### Source document
⟨

Cash loved playing with younger artists who shared his recognition that a song ought to come with an edge -- and maybe even a little politics. His collaborations with Bob Dylan, U2 and Strummer, and the delight with which he covered songs by Nine Inch Nails, Nick Cave, Beck, Tom Waits and Bruce Springsteen, made it impossible to slot Cash into the narrow categories where contemporary radio programmers consign artists. "He's an outsider, never been part of a trend," Rubin said of Cash.

In his remarkable 1997 autobiography, Cash reflected on a career that began with hit singles but eventually saw him searching for a proper record label -- a search that ended only when Rubin, a groundbreaking rock and rap producer, signed him to American Recordings and produced four starkly brilliant albums. When people wondered why a country singer was on his label, Rubin said, "A rock star is a musical outlaw and that's Johnny."

⟩

### Rows

⟨

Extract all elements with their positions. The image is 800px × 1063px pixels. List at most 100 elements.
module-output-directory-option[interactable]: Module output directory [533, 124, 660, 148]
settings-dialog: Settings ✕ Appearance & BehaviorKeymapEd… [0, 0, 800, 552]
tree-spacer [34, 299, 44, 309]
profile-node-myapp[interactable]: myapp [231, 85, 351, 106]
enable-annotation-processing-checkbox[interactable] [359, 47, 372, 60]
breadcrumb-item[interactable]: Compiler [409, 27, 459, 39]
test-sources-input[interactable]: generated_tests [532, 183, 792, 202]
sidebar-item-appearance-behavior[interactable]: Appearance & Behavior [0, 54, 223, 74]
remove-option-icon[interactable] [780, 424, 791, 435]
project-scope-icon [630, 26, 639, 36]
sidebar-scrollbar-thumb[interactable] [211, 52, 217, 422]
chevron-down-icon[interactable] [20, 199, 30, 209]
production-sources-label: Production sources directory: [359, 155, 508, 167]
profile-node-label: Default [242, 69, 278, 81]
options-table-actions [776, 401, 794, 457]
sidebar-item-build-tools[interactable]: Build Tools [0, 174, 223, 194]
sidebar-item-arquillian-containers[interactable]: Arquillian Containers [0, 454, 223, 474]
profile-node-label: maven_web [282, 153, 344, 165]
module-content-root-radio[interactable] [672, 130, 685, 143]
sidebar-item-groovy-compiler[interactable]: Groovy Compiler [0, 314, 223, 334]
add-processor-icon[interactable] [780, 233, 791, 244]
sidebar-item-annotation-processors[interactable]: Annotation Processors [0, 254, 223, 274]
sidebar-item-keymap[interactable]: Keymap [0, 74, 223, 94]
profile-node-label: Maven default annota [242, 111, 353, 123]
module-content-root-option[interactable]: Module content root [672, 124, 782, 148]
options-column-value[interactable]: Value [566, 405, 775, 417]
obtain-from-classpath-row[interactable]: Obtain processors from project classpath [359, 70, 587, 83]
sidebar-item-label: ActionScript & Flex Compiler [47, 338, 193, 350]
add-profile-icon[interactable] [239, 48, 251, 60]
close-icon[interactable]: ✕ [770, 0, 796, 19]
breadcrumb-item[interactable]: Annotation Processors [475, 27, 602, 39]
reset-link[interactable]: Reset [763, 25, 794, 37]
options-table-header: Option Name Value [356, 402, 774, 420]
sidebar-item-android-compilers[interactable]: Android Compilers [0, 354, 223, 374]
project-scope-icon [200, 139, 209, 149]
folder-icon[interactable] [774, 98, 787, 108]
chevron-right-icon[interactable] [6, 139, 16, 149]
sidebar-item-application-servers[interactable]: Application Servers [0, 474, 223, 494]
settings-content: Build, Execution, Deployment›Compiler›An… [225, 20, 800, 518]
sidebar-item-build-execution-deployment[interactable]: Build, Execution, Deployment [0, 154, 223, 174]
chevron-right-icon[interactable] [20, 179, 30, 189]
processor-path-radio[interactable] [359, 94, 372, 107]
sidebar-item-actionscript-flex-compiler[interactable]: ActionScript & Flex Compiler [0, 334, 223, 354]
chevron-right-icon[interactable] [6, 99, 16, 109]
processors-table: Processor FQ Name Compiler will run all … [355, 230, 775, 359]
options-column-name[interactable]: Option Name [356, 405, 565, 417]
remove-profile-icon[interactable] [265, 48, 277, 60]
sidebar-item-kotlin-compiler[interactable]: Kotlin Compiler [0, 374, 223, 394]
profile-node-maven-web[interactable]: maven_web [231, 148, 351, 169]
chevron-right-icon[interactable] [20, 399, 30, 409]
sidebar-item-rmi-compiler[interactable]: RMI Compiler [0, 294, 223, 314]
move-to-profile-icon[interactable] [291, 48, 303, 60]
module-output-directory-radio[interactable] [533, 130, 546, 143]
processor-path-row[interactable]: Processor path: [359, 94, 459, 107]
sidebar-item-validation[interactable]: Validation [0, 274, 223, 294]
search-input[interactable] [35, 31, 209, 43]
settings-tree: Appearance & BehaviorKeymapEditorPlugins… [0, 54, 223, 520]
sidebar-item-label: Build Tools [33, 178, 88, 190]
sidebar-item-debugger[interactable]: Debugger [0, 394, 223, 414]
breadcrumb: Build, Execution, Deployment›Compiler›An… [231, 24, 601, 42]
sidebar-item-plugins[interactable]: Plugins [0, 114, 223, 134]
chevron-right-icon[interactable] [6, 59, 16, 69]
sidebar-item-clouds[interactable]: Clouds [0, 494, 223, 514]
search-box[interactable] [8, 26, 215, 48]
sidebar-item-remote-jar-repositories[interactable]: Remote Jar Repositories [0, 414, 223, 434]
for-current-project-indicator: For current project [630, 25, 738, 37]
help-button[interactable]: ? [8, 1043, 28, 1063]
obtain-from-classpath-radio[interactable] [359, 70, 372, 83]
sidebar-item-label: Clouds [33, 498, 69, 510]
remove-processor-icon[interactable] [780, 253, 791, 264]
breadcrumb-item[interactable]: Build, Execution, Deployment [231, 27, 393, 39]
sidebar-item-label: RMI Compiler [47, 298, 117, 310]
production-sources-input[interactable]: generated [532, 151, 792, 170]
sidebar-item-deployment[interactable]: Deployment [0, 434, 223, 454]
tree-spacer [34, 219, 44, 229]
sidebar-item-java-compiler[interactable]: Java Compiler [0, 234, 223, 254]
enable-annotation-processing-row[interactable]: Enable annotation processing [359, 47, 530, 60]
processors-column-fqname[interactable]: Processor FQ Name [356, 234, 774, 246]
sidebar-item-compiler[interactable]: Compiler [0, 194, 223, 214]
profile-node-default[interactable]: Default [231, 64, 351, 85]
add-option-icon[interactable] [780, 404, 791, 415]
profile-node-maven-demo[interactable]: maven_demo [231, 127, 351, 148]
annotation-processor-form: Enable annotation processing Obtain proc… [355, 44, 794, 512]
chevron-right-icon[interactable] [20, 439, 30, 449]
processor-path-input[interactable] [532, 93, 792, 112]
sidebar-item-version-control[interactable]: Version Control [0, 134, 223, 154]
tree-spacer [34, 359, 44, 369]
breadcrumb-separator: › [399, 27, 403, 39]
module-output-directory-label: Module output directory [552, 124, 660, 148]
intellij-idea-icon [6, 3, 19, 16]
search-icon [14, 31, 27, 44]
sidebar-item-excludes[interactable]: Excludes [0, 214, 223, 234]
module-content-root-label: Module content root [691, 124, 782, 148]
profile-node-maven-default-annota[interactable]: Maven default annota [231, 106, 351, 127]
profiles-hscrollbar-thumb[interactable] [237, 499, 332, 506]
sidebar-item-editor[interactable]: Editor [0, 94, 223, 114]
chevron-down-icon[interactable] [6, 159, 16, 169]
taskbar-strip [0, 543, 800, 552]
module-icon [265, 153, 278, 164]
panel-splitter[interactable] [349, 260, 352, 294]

⟩

### Problem details
Copy out the passage about Johnny Cash above in full, word for word.

### Finished answer
Cash loved playing with younger artists who shared his recognition that a song ought to come with an edge -- and maybe even a little politics. His collaborations with Bob Dylan, U2 and Strummer, and the delight with which he covered songs by Nine Inch Nails, Nick Cave, Beck, Tom Waits and Bruce Springsteen, made it impossible to slot Cash into the narrow categories where contemporary radio programmers consign artists. "He's an outsider, never been part of a trend," Rubin said of Cash.

In his remarkable 1997 autobiography, Cash reflected on a career that began with hit singles but eventually saw him searching for a proper record label -- a search that ended only when Rubin, a groundbreaking rock and rap producer, signed him to American Recordings and produced four starkly brilliant albums. When people wondered why a country singer was on his label, Rubin said, "A rock star is a musical outlaw and that's Johnny."